---- Entries supplied
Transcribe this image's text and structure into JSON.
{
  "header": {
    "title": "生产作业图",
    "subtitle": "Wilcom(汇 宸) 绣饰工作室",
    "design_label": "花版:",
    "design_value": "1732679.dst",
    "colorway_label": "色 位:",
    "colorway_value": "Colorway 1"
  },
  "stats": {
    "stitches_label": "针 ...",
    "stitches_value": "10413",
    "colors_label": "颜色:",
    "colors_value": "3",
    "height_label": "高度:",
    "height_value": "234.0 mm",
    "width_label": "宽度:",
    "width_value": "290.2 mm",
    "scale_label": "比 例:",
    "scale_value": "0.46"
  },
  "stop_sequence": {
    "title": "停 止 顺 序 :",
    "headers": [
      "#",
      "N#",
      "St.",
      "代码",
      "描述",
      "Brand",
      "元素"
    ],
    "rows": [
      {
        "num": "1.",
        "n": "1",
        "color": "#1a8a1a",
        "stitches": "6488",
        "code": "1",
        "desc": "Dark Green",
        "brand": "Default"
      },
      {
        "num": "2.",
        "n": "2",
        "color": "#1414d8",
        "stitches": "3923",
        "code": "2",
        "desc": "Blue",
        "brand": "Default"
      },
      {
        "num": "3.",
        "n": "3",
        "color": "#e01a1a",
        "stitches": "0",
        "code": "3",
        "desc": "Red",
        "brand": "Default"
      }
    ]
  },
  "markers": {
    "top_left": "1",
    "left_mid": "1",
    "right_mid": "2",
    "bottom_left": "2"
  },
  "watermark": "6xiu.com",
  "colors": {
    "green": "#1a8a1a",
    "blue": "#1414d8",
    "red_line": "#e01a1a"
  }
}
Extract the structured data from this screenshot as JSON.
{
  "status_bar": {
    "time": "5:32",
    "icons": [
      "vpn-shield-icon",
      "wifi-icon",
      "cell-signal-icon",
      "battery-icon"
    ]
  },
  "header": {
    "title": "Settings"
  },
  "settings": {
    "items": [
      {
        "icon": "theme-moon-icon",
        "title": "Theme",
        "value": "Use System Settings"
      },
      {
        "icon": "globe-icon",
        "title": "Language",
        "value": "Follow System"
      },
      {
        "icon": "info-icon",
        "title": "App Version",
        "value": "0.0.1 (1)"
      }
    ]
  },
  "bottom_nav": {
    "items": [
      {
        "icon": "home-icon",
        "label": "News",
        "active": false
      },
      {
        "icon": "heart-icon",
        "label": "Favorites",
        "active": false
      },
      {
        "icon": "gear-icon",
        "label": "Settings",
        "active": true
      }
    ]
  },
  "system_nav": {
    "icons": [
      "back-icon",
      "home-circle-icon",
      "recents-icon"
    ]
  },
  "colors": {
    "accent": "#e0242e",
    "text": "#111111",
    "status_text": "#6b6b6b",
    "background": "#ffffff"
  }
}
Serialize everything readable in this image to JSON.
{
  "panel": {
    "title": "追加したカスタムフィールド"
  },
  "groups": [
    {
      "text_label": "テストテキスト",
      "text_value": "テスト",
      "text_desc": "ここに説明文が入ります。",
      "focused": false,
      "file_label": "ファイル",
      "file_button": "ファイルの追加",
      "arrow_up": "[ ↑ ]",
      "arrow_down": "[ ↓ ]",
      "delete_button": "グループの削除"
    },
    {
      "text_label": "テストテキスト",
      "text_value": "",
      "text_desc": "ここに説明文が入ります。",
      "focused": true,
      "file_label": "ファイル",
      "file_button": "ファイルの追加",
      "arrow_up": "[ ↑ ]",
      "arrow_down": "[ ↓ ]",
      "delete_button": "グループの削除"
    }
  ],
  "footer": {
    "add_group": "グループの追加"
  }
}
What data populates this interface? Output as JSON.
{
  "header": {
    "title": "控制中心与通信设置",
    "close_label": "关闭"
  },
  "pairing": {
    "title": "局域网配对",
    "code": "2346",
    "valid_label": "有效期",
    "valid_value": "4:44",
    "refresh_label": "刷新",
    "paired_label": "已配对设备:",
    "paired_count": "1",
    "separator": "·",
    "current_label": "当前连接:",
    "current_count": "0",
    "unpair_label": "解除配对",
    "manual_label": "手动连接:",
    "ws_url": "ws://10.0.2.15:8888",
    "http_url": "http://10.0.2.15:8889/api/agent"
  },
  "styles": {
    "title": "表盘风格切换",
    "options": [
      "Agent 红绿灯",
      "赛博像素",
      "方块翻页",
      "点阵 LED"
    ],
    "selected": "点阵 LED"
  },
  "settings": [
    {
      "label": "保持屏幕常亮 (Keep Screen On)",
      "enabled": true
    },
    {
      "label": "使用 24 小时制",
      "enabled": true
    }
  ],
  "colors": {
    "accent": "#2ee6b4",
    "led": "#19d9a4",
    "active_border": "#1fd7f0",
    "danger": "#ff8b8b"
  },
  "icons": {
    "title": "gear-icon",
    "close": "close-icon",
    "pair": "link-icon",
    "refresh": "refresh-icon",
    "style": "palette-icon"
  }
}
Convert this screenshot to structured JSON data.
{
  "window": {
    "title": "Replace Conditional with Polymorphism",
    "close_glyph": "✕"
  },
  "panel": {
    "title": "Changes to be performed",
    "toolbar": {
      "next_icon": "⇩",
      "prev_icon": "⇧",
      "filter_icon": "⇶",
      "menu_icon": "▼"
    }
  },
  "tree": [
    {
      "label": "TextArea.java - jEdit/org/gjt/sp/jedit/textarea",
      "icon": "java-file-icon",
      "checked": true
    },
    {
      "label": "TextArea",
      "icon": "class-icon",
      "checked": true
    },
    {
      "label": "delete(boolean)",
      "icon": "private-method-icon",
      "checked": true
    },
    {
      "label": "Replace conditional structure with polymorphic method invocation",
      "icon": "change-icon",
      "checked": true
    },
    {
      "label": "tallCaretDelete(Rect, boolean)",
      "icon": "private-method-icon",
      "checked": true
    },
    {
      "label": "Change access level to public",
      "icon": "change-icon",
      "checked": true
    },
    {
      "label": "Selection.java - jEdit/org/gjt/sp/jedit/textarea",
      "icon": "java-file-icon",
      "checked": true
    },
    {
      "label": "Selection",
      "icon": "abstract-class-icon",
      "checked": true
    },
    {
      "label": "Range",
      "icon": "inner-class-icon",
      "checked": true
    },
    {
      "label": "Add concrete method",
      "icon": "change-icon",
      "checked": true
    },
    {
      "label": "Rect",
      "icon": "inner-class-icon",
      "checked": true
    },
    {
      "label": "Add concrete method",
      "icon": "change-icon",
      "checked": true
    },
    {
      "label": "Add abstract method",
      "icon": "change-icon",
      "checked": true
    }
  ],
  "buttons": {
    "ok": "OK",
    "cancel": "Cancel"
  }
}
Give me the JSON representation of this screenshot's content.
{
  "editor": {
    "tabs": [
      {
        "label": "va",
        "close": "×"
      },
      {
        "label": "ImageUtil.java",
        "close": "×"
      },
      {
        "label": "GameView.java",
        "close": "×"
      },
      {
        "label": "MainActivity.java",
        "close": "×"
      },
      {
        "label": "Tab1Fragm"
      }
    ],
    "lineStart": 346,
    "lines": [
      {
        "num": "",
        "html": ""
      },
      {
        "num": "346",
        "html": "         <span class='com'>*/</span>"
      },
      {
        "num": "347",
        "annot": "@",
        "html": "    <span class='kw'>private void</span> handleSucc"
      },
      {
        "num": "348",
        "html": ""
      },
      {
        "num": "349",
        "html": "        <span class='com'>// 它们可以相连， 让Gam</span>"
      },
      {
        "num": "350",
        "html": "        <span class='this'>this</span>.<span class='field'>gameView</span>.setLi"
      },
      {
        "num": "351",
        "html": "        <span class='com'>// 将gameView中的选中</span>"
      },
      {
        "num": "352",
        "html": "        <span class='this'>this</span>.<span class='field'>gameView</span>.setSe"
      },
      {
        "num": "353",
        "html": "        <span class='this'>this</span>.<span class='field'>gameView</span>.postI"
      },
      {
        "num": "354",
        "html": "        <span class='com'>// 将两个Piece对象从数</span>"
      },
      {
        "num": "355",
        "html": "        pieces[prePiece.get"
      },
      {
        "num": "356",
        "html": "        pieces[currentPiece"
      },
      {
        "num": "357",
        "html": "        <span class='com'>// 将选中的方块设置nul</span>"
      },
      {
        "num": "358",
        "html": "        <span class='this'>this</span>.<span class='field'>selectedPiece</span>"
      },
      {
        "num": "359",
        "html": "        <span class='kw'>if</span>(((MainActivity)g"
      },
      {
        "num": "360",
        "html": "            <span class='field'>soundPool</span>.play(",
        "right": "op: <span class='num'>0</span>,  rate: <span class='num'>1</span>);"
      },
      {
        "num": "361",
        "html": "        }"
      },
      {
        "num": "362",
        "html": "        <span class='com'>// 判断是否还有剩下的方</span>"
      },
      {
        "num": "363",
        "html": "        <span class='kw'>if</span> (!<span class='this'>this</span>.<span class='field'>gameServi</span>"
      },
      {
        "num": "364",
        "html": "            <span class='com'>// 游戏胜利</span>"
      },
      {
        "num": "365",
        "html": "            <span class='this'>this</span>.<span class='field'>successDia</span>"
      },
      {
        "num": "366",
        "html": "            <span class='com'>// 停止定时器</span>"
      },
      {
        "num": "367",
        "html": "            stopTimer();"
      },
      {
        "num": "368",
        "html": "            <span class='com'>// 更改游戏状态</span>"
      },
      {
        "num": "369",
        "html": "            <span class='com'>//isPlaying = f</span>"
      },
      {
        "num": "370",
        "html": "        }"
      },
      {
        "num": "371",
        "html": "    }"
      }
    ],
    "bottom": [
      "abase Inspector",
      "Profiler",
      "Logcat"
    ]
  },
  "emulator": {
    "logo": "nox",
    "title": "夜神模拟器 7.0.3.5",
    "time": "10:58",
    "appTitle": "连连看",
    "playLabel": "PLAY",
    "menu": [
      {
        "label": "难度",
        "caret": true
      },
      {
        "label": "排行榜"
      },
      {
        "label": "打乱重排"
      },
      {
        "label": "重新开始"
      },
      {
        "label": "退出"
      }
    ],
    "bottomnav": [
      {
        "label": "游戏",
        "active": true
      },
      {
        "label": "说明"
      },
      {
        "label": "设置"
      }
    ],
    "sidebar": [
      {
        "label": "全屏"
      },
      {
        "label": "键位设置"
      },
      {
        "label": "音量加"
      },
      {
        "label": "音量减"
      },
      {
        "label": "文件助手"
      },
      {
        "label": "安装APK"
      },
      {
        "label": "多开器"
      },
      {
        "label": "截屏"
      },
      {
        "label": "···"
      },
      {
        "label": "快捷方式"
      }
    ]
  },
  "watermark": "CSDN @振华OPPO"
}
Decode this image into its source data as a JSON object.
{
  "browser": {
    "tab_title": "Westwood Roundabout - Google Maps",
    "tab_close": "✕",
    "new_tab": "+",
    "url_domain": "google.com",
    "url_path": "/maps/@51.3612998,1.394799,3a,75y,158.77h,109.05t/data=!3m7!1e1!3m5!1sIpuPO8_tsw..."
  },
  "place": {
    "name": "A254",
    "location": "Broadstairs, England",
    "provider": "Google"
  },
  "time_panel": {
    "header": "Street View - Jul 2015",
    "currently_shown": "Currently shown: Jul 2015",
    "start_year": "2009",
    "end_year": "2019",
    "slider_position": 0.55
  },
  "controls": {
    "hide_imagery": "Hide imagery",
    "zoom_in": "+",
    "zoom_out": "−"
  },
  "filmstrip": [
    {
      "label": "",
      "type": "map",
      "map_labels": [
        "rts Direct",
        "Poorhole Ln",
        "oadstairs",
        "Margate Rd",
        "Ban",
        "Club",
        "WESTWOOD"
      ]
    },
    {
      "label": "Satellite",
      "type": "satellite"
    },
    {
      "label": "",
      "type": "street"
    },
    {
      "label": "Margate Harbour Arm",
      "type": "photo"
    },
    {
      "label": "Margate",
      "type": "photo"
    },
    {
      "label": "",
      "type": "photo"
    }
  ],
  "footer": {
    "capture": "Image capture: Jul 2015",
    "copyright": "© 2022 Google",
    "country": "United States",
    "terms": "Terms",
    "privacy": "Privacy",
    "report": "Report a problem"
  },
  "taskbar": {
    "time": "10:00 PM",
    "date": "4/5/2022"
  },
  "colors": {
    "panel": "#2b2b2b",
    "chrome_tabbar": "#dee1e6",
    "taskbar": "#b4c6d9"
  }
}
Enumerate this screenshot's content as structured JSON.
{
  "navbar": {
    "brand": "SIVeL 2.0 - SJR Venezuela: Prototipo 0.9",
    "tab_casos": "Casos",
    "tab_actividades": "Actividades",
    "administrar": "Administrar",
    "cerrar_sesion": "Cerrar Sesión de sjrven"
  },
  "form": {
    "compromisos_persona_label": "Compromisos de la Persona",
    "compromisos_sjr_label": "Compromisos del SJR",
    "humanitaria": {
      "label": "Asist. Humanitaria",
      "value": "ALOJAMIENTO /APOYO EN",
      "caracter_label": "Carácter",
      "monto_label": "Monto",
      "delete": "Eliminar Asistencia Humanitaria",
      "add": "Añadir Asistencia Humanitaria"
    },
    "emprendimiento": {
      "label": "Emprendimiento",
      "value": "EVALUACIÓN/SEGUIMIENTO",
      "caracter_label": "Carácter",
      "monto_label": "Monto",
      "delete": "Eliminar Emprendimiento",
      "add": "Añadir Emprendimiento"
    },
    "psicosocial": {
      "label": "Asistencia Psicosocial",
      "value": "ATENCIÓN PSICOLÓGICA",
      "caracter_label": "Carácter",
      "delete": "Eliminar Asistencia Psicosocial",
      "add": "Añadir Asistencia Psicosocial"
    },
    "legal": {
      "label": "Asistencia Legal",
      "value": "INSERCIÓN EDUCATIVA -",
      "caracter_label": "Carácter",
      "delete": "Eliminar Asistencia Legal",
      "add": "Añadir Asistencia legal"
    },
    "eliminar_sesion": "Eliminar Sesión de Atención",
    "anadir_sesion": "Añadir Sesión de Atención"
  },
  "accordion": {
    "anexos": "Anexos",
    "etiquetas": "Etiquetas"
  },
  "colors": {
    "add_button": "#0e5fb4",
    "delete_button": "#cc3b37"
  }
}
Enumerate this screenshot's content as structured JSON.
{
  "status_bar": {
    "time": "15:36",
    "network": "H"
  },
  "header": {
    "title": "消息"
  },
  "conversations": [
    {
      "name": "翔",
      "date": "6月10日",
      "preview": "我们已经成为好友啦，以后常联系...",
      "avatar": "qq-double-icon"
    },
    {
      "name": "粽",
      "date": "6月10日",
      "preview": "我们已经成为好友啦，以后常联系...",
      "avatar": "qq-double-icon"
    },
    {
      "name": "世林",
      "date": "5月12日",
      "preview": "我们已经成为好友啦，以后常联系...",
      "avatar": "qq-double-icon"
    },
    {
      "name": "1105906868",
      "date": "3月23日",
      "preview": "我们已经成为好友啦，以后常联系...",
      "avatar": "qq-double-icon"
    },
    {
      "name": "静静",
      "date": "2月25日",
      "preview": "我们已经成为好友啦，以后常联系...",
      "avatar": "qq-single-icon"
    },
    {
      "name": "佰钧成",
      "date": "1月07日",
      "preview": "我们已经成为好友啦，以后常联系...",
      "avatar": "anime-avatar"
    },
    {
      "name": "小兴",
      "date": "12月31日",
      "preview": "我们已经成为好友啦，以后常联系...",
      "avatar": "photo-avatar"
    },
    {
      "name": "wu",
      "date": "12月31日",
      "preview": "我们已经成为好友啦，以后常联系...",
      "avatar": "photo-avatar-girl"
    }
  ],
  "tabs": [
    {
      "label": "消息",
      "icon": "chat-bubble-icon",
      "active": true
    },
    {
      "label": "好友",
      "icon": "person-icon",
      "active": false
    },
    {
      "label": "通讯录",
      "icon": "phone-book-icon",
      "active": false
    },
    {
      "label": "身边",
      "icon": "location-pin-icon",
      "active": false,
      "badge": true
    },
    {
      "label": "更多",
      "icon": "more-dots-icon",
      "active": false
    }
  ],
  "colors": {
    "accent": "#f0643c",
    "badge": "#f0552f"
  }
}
--------
The problem
Search the lines for the string "location" and copy every line that has it.

Exercise result
    "location": "Broadstairs, England",
      "icon": "location-pin-icon",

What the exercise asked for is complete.